──────── Listing
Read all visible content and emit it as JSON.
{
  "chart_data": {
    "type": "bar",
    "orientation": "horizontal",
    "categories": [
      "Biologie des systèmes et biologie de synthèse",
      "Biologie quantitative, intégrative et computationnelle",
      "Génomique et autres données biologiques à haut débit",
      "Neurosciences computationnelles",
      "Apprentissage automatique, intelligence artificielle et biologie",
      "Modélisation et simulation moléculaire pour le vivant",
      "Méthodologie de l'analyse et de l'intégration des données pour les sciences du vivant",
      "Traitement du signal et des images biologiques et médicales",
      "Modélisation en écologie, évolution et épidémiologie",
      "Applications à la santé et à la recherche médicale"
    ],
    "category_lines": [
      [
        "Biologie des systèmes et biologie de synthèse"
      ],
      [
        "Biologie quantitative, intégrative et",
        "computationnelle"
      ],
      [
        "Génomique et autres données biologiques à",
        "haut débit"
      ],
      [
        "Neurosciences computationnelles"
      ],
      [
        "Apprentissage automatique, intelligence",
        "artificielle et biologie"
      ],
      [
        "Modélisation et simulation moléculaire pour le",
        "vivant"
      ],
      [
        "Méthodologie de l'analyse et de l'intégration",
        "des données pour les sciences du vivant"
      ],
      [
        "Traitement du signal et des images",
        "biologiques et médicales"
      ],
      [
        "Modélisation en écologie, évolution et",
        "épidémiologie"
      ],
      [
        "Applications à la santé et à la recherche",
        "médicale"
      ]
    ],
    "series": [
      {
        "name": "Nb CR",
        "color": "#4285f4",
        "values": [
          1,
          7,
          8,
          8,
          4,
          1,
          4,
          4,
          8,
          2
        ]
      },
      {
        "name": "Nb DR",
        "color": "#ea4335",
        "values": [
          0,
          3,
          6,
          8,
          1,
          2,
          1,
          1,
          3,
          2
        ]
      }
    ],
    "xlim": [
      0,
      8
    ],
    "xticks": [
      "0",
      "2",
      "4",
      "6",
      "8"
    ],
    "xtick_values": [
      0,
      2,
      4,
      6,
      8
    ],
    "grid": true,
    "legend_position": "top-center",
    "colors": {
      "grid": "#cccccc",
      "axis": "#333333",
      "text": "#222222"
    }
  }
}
────────────────
Task prompt: Print the listing above in full, exactly as it is.

Output for this exercise:
Read all visible content and emit it as JSON.
{
  "chart_data": {
    "type": "bar",
    "orientation": "horizontal",
    "categories": [
      "Biologie des systèmes et biologie de synthèse",
      "Biologie quantitative, intégrative et computationnelle",
      "Génomique et autres données biologiques à haut débit",
      "Neurosciences computationnelles",
      "Apprentissage automatique, intelligence artificielle et biologie",
      "Modélisation et simulation moléculaire pour le vivant",
      "Méthodologie de l'analyse et de l'intégration des données pour les sciences du vivant",
      "Traitement du signal et des images biologiques et médicales",
      "Modélisation en écologie, évolution et épidémiologie",
      "Applications à la santé et à la recherche médicale"
    ],
    "category_lines": [
      [
        "Biologie des systèmes et biologie de synthèse"
      ],
      [
        "Biologie quantitative, intégrative et",
        "computationnelle"
      ],
      [
        "Génomique et autres données biologiques à",
        "haut débit"
      ],
      [
        "Neurosciences computationnelles"
      ],
      [
        "Apprentissage automatique, intelligence",
        "artificielle et biologie"
      ],
      [
        "Modélisation et simulation moléculaire pour le",
        "vivant"
      ],
      [
        "Méthodologie de l'analyse et de l'intégration",
        "des données pour les sciences du vivant"
      ],
      [
        "Traitement du signal et des images",
        "biologiques et médicales"
      ],
      [
        "Modélisation en écologie, évolution et",
        "épidémiologie"
      ],
      [
        "Applications à la santé et à la recherche",
        "médicale"
      ]
    ],
    "series": [
      {
        "name": "Nb CR",
        "color": "#4285f4",
        "values": [
          1,
          7,
          8,
          8,
          4,
          1,
          4,
          4,
          8,
          2
        ]
      },
      {
        "name": "Nb DR",
        "color": "#ea4335",
        "values": [
          0,
          3,
          6,
          8,
          1,
          2,
          1,
          1,
          3,
          2
        ]
      }
    ],
    "xlim": [
      0,
      8
    ],
    "xticks": [
      "0",
      "2",
      "4",
      "6",
      "8"
    ],
    "xtick_values": [
      0,
      2,
      4,
      6,
      8
    ],
    "grid": true,
    "legend_position": "top-center",
    "colors": {
      "grid": "#cccccc",
      "axis": "#333333",
      "text": "#222222"
    }
  }
}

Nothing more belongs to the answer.